- WRITTEN INSTRUCTION: Copy out each line of the data that holds the word "color".

(Records from a collection of figures)
▶

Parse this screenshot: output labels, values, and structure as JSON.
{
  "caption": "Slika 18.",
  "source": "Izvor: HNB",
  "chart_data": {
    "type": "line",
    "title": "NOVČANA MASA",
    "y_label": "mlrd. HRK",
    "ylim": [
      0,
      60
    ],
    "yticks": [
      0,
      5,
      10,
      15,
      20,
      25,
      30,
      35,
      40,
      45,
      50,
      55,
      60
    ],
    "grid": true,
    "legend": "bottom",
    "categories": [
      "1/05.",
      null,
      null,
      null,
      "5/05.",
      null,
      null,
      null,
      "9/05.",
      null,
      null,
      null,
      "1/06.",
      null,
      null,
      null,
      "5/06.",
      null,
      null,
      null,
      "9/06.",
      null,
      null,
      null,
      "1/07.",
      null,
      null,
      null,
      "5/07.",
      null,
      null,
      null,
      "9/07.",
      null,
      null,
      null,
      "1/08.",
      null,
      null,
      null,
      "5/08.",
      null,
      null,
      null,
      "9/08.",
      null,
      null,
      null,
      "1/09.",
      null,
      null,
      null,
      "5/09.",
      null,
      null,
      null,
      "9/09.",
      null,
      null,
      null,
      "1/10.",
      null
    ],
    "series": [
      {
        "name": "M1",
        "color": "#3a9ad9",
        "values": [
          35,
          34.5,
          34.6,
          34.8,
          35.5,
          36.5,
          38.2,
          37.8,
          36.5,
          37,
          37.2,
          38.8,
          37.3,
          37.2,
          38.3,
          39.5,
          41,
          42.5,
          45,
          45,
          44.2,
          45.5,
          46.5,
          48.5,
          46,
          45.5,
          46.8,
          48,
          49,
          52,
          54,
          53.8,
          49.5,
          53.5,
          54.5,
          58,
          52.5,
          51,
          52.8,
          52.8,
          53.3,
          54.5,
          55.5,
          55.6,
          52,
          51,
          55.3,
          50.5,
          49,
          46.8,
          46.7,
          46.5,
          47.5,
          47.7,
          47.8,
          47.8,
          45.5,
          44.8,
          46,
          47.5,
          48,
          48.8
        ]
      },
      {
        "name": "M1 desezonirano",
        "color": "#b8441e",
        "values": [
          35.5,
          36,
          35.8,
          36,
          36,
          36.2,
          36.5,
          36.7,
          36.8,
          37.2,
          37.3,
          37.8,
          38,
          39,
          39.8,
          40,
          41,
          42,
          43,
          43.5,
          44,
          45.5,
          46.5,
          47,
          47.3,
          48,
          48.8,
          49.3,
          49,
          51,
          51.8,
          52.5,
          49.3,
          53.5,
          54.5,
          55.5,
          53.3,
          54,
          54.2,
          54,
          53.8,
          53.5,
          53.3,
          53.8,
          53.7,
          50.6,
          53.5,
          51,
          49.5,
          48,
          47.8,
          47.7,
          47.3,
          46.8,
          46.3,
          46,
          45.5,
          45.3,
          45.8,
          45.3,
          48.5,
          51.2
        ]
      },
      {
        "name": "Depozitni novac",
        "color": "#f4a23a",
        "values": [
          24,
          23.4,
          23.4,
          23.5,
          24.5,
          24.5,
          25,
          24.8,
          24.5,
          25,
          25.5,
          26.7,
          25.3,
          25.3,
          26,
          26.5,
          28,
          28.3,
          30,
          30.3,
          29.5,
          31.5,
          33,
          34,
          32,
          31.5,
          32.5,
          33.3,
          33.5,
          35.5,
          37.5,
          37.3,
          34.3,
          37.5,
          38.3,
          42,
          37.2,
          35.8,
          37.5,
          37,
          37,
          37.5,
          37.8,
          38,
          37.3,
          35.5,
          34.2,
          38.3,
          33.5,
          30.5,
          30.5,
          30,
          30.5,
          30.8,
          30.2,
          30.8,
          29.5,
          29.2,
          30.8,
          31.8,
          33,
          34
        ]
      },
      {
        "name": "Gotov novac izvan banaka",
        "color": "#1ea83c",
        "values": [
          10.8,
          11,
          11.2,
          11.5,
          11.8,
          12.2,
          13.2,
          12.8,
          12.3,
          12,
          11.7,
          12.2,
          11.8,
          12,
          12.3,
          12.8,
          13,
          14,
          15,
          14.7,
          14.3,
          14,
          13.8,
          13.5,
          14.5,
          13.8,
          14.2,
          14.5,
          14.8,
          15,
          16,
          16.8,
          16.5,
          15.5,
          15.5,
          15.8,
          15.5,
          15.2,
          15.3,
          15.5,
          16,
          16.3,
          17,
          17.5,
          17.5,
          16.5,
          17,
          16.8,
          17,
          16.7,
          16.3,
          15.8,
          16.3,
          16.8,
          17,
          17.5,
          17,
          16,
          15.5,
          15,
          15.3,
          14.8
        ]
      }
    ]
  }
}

◀

- RIGHT ANSWER:
        "color": "#3a9ad9",
        "color": "#b8441e",
        "color": "#f4a23a",
        "color": "#1ea83c",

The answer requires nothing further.